_Objective_: Each entry here needs to be set down again exactly, please; pictures are left out.

_Material to process_:

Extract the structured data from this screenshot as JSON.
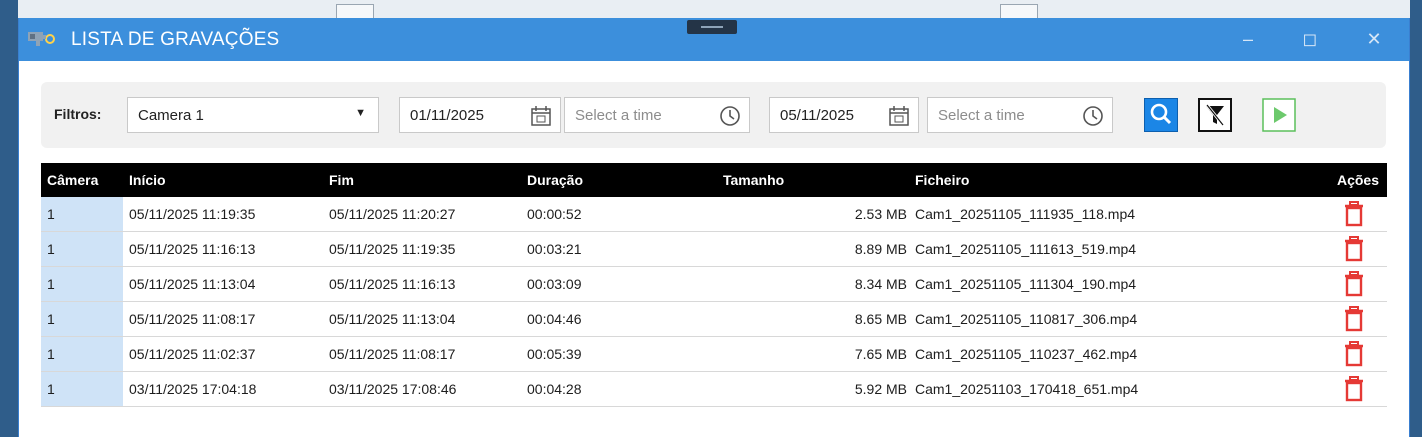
{
  "window": {
    "title": "LISTA DE GRAVAÇÕES",
    "title_color": "#3c8fdc",
    "controls": [
      "minimize-icon",
      "maximize-icon",
      "close-icon"
    ]
  },
  "filters": {
    "label": "Filtros:",
    "camera_select": {
      "value": "Camera 1"
    },
    "start_date": {
      "value": "01/11/2025"
    },
    "start_time": {
      "placeholder": "Select a time"
    },
    "end_date": {
      "value": "05/11/2025"
    },
    "end_time": {
      "placeholder": "Select a time"
    },
    "buttons": [
      "search-icon",
      "clear-filter-icon",
      "play-icon"
    ],
    "search_color": "#1b86e6",
    "play_color": "#5bbf5b"
  },
  "table": {
    "headers": {
      "camera": "Câmera",
      "start": "Início",
      "end": "Fim",
      "duration": "Duração",
      "size": "Tamanho",
      "file": "Ficheiro",
      "actions": "Ações"
    },
    "rows": [
      {
        "camera": "1",
        "start": "05/11/2025 11:19:35",
        "end": "05/11/2025 11:20:27",
        "duration": "00:00:52",
        "size": "2.53 MB",
        "file": "Cam1_20251105_111935_118.mp4"
      },
      {
        "camera": "1",
        "start": "05/11/2025 11:16:13",
        "end": "05/11/2025 11:19:35",
        "duration": "00:03:21",
        "size": "8.89 MB",
        "file": "Cam1_20251105_111613_519.mp4"
      },
      {
        "camera": "1",
        "start": "05/11/2025 11:13:04",
        "end": "05/11/2025 11:16:13",
        "duration": "00:03:09",
        "size": "8.34 MB",
        "file": "Cam1_20251105_111304_190.mp4"
      },
      {
        "camera": "1",
        "start": "05/11/2025 11:08:17",
        "end": "05/11/2025 11:13:04",
        "duration": "00:04:46",
        "size": "8.65 MB",
        "file": "Cam1_20251105_110817_306.mp4"
      },
      {
        "camera": "1",
        "start": "05/11/2025 11:02:37",
        "end": "05/11/2025 11:08:17",
        "duration": "00:05:39",
        "size": "7.65 MB",
        "file": "Cam1_20251105_110237_462.mp4"
      },
      {
        "camera": "1",
        "start": "03/11/2025 17:04:18",
        "end": "03/11/2025 17:08:46",
        "duration": "00:04:28",
        "size": "5.92 MB",
        "file": "Cam1_20251103_170418_651.mp4"
      }
    ],
    "delete_icon": "trash-icon",
    "delete_color": "#e53935"
  }
}
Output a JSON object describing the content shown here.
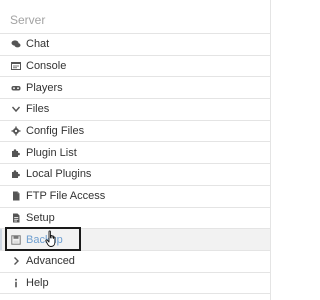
{
  "sidebar": {
    "title": "Server",
    "items": [
      {
        "label": "Chat",
        "icon": "chat-bubbles-icon"
      },
      {
        "label": "Console",
        "icon": "terminal-icon"
      },
      {
        "label": "Players",
        "icon": "gamepad-icon"
      },
      {
        "label": "Files",
        "icon": "chevron-down-icon"
      },
      {
        "label": "Config Files",
        "icon": "gear-icon"
      },
      {
        "label": "Plugin List",
        "icon": "puzzle-icon"
      },
      {
        "label": "Local Plugins",
        "icon": "puzzle-icon"
      },
      {
        "label": "FTP File Access",
        "icon": "file-icon"
      },
      {
        "label": "Setup",
        "icon": "file-text-icon"
      },
      {
        "label": "Backup",
        "icon": "save-icon"
      },
      {
        "label": "Advanced",
        "icon": "chevron-right-icon"
      },
      {
        "label": "Help",
        "icon": "info-icon"
      }
    ]
  },
  "colors": {
    "text": "#333333",
    "muted": "#a3a3a3",
    "link": "#6f9fd0",
    "divider": "#e4e4e4",
    "highlight": "#1a1a1a"
  }
}
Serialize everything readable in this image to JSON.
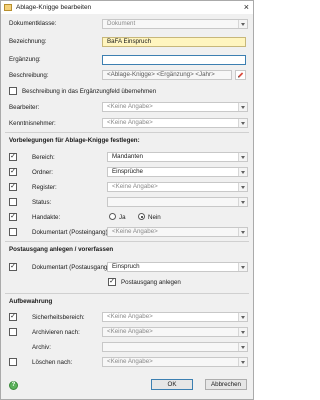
{
  "window": {
    "title": "Ablage-Knigge bearbeiten",
    "close_glyph": "×"
  },
  "general": {
    "dokumentklasse_label": "Dokumentklasse:",
    "dokumentklasse_value": "Dokument",
    "bezeichnung_label": "Bezeichnung:",
    "bezeichnung_value": "BaFA Einspruch",
    "ergaenzung_label": "Ergänzung:",
    "ergaenzung_value": "",
    "beschreibung_label": "Beschreibung:",
    "beschreibung_value": "<Ablage-Knigge> <Ergänzung> <Jahr>",
    "uebernehmen_label": "Beschreibung in das Ergänzungfeld übernehmen",
    "bearbeiter_label": "Bearbeiter:",
    "bearbeiter_value": "<Keine Angabe>",
    "kenntnisnehmer_label": "Kenntnisnehmer:",
    "kenntnisnehmer_value": "<Keine Angabe>"
  },
  "vorbelegungen": {
    "heading": "Vorbelegungen für Ablage-Knigge festlegen:",
    "bereich_label": "Bereich:",
    "bereich_value": "Mandanten",
    "ordner_label": "Ordner:",
    "ordner_value": "Einsprüche",
    "register_label": "Register:",
    "register_value": "<Keine Angabe>",
    "status_label": "Status:",
    "status_value": "",
    "handakte_label": "Handakte:",
    "ja_label": "Ja",
    "nein_label": "Nein",
    "handakte_selected": "Nein",
    "dokumentart_label": "Dokumentart (Posteingang):",
    "dokumentart_value": "<Keine Angabe>"
  },
  "postausgang": {
    "heading": "Postausgang anlegen / vorerfassen",
    "dokumentart_label": "Dokumentart (Postausgang):",
    "dokumentart_value": "Einspruch",
    "anlegen_label": "Postausgang anlegen"
  },
  "aufbewahrung": {
    "heading": "Aufbewahrung",
    "sicherheit_label": "Sicherheitsbereich:",
    "sicherheit_value": "<Keine Angabe>",
    "archivieren_label": "Archivieren nach:",
    "archivieren_value": "<Keine Angabe>",
    "archiv_label": "Archiv:",
    "archiv_value": "",
    "loeschen_label": "Löschen nach:",
    "loeschen_value": "<Keine Angabe>"
  },
  "buttons": {
    "ok_label": "OK",
    "cancel_label": "Abbrechen"
  },
  "checkmark": "✓",
  "icons": {
    "edit": "pencil-icon",
    "help": "help-icon",
    "app": "folder-icon"
  },
  "colors": {
    "highlight_field": "#fff5bf",
    "focus_border": "#3c7fb1",
    "help_green": "#5cb15c"
  }
}
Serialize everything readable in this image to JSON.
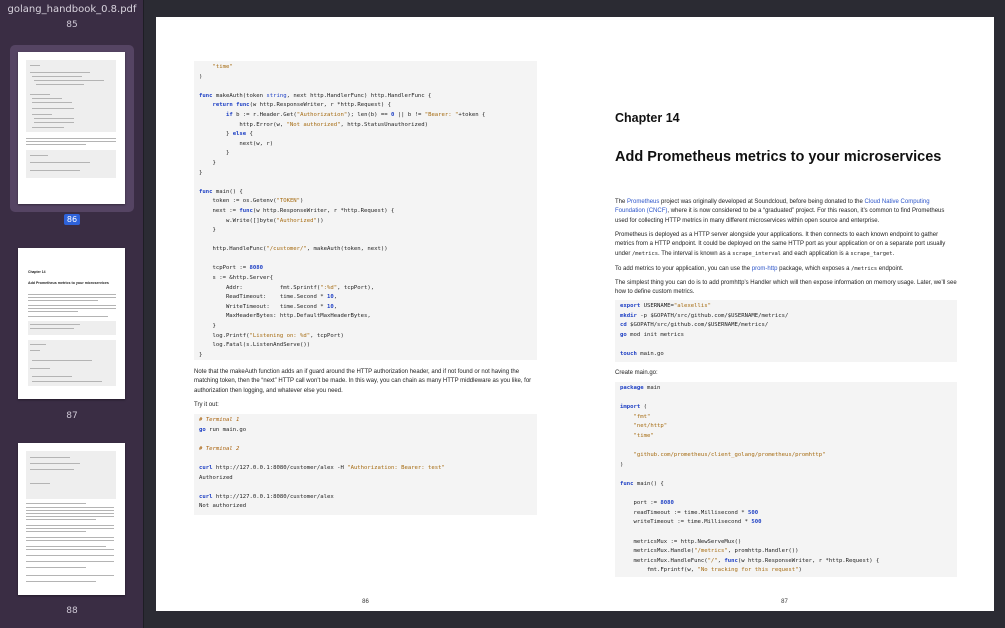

_Task answer_:
Extract the structured data from this screenshot as JSON.
{
  "window": {
    "title": "LISTA DE GRAVAÇÕES",
    "title_color": "#3c8fdc",
    "controls": [
      "minimize-icon",
      "maximize-icon",
      "close-icon"
    ]
  },
  "filters": {
    "label": "Filtros:",
    "camera_select": {
      "value": "Camera 1"
    },
    "start_date": {
      "value": "01/11/2025"
    },
    "start_time": {
      "placeholder": "Select a time"
    },
    "end_date": {
      "value": "05/11/2025"
    },
    "end_time": {
      "placeholder": "Select a time"
    },
    "buttons": [
      "search-icon",
      "clear-filter-icon",
      "play-icon"
    ],
    "search_color": "#1b86e6",
    "play_color": "#5bbf5b"
  },
  "table": {
    "headers": {
      "camera": "Câmera",
      "start": "Início",
      "end": "Fim",
      "duration": "Duração",
      "size": "Tamanho",
      "file": "Ficheiro",
      "actions": "Ações"
    },
    "rows": [
      {
        "camera": "1",
        "start": "05/11/2025 11:19:35",
        "end": "05/11/2025 11:20:27",
        "duration": "00:00:52",
        "size": "2.53 MB",
        "file": "Cam1_20251105_111935_118.mp4"
      },
      {
        "camera": "1",
        "start": "05/11/2025 11:16:13",
        "end": "05/11/2025 11:19:35",
        "duration": "00:03:21",
        "size": "8.89 MB",
        "file": "Cam1_20251105_111613_519.mp4"
      },
      {
        "camera": "1",
        "start": "05/11/2025 11:13:04",
        "end": "05/11/2025 11:16:13",
        "duration": "00:03:09",
        "size": "8.34 MB",
        "file": "Cam1_20251105_111304_190.mp4"
      },
      {
        "camera": "1",
        "start": "05/11/2025 11:08:17",
        "end": "05/11/2025 11:13:04",
        "duration": "00:04:46",
        "size": "8.65 MB",
        "file": "Cam1_20251105_110817_306.mp4"
      },
      {
        "camera": "1",
        "start": "05/11/2025 11:02:37",
        "end": "05/11/2025 11:08:17",
        "duration": "00:05:39",
        "size": "7.65 MB",
        "file": "Cam1_20251105_110237_462.mp4"
      },
      {
        "camera": "1",
        "start": "03/11/2025 17:04:18",
        "end": "03/11/2025 17:08:46",
        "duration": "00:04:28",
        "size": "5.92 MB",
        "file": "Cam1_20251103_170418_651.mp4"
      }
    ],
    "delete_icon": "trash-icon",
    "delete_color": "#e53935"
  }
}
Output a JSON object describing the content shown here.
{
  "sidebar": {
    "title": "Server",
    "items": [
      {
        "label": "Chat",
        "icon": "chat-bubbles-icon"
      },
      {
        "label": "Console",
        "icon": "terminal-icon"
      },
      {
        "label": "Players",
        "icon": "gamepad-icon"
      },
      {
        "label": "Files",
        "icon": "chevron-down-icon"
      },
      {
        "label": "Config Files",
        "icon": "gear-icon"
      },
      {
        "label": "Plugin List",
        "icon": "puzzle-icon"
      },
      {
        "label": "Local Plugins",
        "icon": "puzzle-icon"
      },
      {
        "label": "FTP File Access",
        "icon": "file-icon"
      },
      {
        "label": "Setup",
        "icon": "file-text-icon"
      },
      {
        "label": "Backup",
        "icon": "save-icon"
      },
      {
        "label": "Advanced",
        "icon": "chevron-right-icon"
      },
      {
        "label": "Help",
        "icon": "info-icon"
      }
    ]
  },
  "colors": {
    "text": "#333333",
    "muted": "#a3a3a3",
    "link": "#6f9fd0",
    "divider": "#e4e4e4",
    "highlight": "#1a1a1a"
  }
}
Serialize everything readable in this image to JSON.
{
  "window": {
    "title": "Ablage-Knigge bearbeiten",
    "close_glyph": "×"
  },
  "general": {
    "dokumentklasse_label": "Dokumentklasse:",
    "dokumentklasse_value": "Dokument",
    "bezeichnung_label": "Bezeichnung:",
    "bezeichnung_value": "BaFA Einspruch",
    "ergaenzung_label": "Ergänzung:",
    "ergaenzung_value": "",
    "beschreibung_label": "Beschreibung:",
    "beschreibung_value": "<Ablage-Knigge> <Ergänzung> <Jahr>",
    "uebernehmen_label": "Beschreibung in das Ergänzungfeld übernehmen",
    "bearbeiter_label": "Bearbeiter:",
    "bearbeiter_value": "<Keine Angabe>",
    "kenntnisnehmer_label": "Kenntnisnehmer:",
    "kenntnisnehmer_value": "<Keine Angabe>"
  },
  "vorbelegungen": {
    "heading": "Vorbelegungen für Ablage-Knigge festlegen:",
    "bereich_label": "Bereich:",
    "bereich_value": "Mandanten",
    "ordner_label": "Ordner:",
    "ordner_value": "Einsprüche",
    "register_label": "Register:",
    "register_value": "<Keine Angabe>",
    "status_label": "Status:",
    "status_value": "",
    "handakte_label": "Handakte:",
    "ja_label": "Ja",
    "nein_label": "Nein",
    "handakte_selected": "Nein",
    "dokumentart_label": "Dokumentart (Posteingang):",
    "dokumentart_value": "<Keine Angabe>"
  },
  "postausgang": {
    "heading": "Postausgang anlegen / vorerfassen",
    "dokumentart_label": "Dokumentart (Postausgang):",
    "dokumentart_value": "Einspruch",
    "anlegen_label": "Postausgang anlegen"
  },
  "aufbewahrung": {
    "heading": "Aufbewahrung",
    "sicherheit_label": "Sicherheitsbereich:",
    "sicherheit_value": "<Keine Angabe>",
    "archivieren_label": "Archivieren nach:",
    "archivieren_value": "<Keine Angabe>",
    "archiv_label": "Archiv:",
    "archiv_value": "",
    "loeschen_label": "Löschen nach:",
    "loeschen_value": "<Keine Angabe>"
  },
  "buttons": {
    "ok_label": "OK",
    "cancel_label": "Abbrechen"
  },
  "checkmark": "✓",
  "icons": {
    "edit": "pencil-icon",
    "help": "help-icon",
    "app": "folder-icon"
  },
  "colors": {
    "highlight_field": "#fff5bf",
    "focus_border": "#3c7fb1",
    "help_green": "#5cb15c"
  }
}
Serialize everything readable in this image to JSON.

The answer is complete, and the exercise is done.